# Work required
Output all of the entries exactly as written.

# Dataset rows
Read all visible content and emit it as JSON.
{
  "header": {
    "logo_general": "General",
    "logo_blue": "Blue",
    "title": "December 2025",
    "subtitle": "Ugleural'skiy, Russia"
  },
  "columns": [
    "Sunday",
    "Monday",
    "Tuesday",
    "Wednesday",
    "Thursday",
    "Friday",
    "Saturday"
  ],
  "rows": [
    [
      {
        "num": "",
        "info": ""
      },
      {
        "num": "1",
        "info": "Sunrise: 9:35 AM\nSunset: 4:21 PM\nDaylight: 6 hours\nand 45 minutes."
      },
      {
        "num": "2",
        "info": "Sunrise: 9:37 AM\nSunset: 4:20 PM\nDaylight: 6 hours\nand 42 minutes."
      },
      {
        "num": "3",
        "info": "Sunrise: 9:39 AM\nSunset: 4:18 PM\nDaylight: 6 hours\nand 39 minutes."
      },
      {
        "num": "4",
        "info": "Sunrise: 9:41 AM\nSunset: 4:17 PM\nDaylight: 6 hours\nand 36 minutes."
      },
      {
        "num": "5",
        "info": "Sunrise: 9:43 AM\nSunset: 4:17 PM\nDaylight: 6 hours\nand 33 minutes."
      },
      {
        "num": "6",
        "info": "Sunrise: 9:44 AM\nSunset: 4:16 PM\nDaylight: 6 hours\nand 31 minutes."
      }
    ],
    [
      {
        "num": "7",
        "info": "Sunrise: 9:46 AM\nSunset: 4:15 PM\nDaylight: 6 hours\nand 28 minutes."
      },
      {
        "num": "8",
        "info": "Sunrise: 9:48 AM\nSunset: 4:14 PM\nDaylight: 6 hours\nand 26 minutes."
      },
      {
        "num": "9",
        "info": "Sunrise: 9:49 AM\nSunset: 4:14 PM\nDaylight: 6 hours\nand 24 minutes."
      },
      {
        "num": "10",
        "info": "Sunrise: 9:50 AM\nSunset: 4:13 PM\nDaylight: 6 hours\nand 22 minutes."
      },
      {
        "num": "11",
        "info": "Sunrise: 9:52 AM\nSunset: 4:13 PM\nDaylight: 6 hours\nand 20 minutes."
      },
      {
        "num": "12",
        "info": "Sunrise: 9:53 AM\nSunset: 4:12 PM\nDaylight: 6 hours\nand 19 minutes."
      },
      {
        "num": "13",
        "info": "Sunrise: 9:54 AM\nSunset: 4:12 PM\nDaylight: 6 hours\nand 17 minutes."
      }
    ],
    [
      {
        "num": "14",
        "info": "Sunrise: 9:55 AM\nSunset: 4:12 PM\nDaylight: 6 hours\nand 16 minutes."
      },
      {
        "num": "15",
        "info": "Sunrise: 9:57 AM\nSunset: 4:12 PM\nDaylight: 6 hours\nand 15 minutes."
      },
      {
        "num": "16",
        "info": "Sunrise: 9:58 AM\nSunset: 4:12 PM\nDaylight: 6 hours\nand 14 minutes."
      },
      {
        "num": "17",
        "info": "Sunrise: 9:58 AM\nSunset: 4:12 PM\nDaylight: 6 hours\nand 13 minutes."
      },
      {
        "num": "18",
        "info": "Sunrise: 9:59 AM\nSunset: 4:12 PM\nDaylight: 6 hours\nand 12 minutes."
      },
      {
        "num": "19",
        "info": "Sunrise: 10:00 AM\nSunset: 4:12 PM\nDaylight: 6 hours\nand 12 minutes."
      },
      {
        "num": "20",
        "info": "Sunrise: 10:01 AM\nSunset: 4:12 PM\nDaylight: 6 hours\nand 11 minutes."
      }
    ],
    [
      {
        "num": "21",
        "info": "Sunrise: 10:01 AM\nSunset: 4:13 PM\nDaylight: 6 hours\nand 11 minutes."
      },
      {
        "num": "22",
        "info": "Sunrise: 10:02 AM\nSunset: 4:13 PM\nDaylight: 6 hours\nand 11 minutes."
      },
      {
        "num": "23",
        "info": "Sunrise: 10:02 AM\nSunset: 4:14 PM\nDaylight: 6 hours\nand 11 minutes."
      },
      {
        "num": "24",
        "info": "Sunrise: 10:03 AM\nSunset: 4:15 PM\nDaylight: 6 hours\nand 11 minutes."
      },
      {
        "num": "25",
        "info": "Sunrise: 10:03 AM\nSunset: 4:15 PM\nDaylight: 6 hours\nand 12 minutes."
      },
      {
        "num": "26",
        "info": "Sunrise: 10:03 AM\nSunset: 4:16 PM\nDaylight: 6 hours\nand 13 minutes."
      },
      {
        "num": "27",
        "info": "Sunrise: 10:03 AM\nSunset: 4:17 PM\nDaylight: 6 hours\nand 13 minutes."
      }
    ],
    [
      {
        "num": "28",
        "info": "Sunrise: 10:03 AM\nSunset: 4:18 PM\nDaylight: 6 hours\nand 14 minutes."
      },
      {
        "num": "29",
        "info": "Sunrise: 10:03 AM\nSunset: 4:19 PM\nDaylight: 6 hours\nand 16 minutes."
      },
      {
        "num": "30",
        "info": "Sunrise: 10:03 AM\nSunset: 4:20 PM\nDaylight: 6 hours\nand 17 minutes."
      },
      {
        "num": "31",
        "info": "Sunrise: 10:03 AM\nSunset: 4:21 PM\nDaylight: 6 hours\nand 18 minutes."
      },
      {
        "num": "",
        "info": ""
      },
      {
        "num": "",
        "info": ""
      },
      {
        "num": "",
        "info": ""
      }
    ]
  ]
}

# Problem solution
Read all visible content and emit it as JSON.
{
  "header": {
    "logo_general": "General",
    "logo_blue": "Blue",
    "title": "December 2025",
    "subtitle": "Ugleural'skiy, Russia"
  },
  "columns": [
    "Sunday",
    "Monday",
    "Tuesday",
    "Wednesday",
    "Thursday",
    "Friday",
    "Saturday"
  ],
  "rows": [
    [
      {
        "num": "",
        "info": ""
      },
      {
        "num": "1",
        "info": "Sunrise: 9:35 AM\nSunset: 4:21 PM\nDaylight: 6 hours\nand 45 minutes."
      },
      {
        "num": "2",
        "info": "Sunrise: 9:37 AM\nSunset: 4:20 PM\nDaylight: 6 hours\nand 42 minutes."
      },
      {
        "num": "3",
        "info": "Sunrise: 9:39 AM\nSunset: 4:18 PM\nDaylight: 6 hours\nand 39 minutes."
      },
      {
        "num": "4",
        "info": "Sunrise: 9:41 AM\nSunset: 4:17 PM\nDaylight: 6 hours\nand 36 minutes."
      },
      {
        "num": "5",
        "info": "Sunrise: 9:43 AM\nSunset: 4:17 PM\nDaylight: 6 hours\nand 33 minutes."
      },
      {
        "num": "6",
        "info": "Sunrise: 9:44 AM\nSunset: 4:16 PM\nDaylight: 6 hours\nand 31 minutes."
      }
    ],
    [
      {
        "num": "7",
        "info": "Sunrise: 9:46 AM\nSunset: 4:15 PM\nDaylight: 6 hours\nand 28 minutes."
      },
      {
        "num": "8",
        "info": "Sunrise: 9:48 AM\nSunset: 4:14 PM\nDaylight: 6 hours\nand 26 minutes."
      },
      {
        "num": "9",
        "info": "Sunrise: 9:49 AM\nSunset: 4:14 PM\nDaylight: 6 hours\nand 24 minutes."
      },
      {
        "num": "10",
        "info": "Sunrise: 9:50 AM\nSunset: 4:13 PM\nDaylight: 6 hours\nand 22 minutes."
      },
      {
        "num": "11",
        "info": "Sunrise: 9:52 AM\nSunset: 4:13 PM\nDaylight: 6 hours\nand 20 minutes."
      },
      {
        "num": "12",
        "info": "Sunrise: 9:53 AM\nSunset: 4:12 PM\nDaylight: 6 hours\nand 19 minutes."
      },
      {
        "num": "13",
        "info": "Sunrise: 9:54 AM\nSunset: 4:12 PM\nDaylight: 6 hours\nand 17 minutes."
      }
    ],
    [
      {
        "num": "14",
        "info": "Sunrise: 9:55 AM\nSunset: 4:12 PM\nDaylight: 6 hours\nand 16 minutes."
      },
      {
        "num": "15",
        "info": "Sunrise: 9:57 AM\nSunset: 4:12 PM\nDaylight: 6 hours\nand 15 minutes."
      },
      {
        "num": "16",
        "info": "Sunrise: 9:58 AM\nSunset: 4:12 PM\nDaylight: 6 hours\nand 14 minutes."
      },
      {
        "num": "17",
        "info": "Sunrise: 9:58 AM\nSunset: 4:12 PM\nDaylight: 6 hours\nand 13 minutes."
      },
      {
        "num": "18",
        "info": "Sunrise: 9:59 AM\nSunset: 4:12 PM\nDaylight: 6 hours\nand 12 minutes."
      },
      {
        "num": "19",
        "info": "Sunrise: 10:00 AM\nSunset: 4:12 PM\nDaylight: 6 hours\nand 12 minutes."
      },
      {
        "num": "20",
        "info": "Sunrise: 10:01 AM\nSunset: 4:12 PM\nDaylight: 6 hours\nand 11 minutes."
      }
    ],
    [
      {
        "num": "21",
        "info": "Sunrise: 10:01 AM\nSunset: 4:13 PM\nDaylight: 6 hours\nand 11 minutes."
      },
      {
        "num": "22",
        "info": "Sunrise: 10:02 AM\nSunset: 4:13 PM\nDaylight: 6 hours\nand 11 minutes."
      },
      {
        "num": "23",
        "info": "Sunrise: 10:02 AM\nSunset: 4:14 PM\nDaylight: 6 hours\nand 11 minutes."
      },
      {
        "num": "24",
        "info": "Sunrise: 10:03 AM\nSunset: 4:15 PM\nDaylight: 6 hours\nand 11 minutes."
      },
      {
        "num": "25",
        "info": "Sunrise: 10:03 AM\nSunset: 4:15 PM\nDaylight: 6 hours\nand 12 minutes."
      },
      {
        "num": "26",
        "info": "Sunrise: 10:03 AM\nSunset: 4:16 PM\nDaylight: 6 hours\nand 13 minutes."
      },
      {
        "num": "27",
        "info": "Sunrise: 10:03 AM\nSunset: 4:17 PM\nDaylight: 6 hours\nand 13 minutes."
      }
    ],
    [
      {
        "num": "28",
        "info": "Sunrise: 10:03 AM\nSunset: 4:18 PM\nDaylight: 6 hours\nand 14 minutes."
      },
      {
        "num": "29",
        "info": "Sunrise: 10:03 AM\nSunset: 4:19 PM\nDaylight: 6 hours\nand 16 minutes."
      },
      {
        "num": "30",
        "info": "Sunrise: 10:03 AM\nSunset: 4:20 PM\nDaylight: 6 hours\nand 17 minutes."
      },
      {
        "num": "31",
        "info": "Sunrise: 10:03 AM\nSunset: 4:21 PM\nDaylight: 6 hours\nand 18 minutes."
      },
      {
        "num": "",
        "info": ""
      },
      {
        "num": "",
        "info": ""
      },
      {
        "num": "",
        "info": ""
      }
    ]
  ]
}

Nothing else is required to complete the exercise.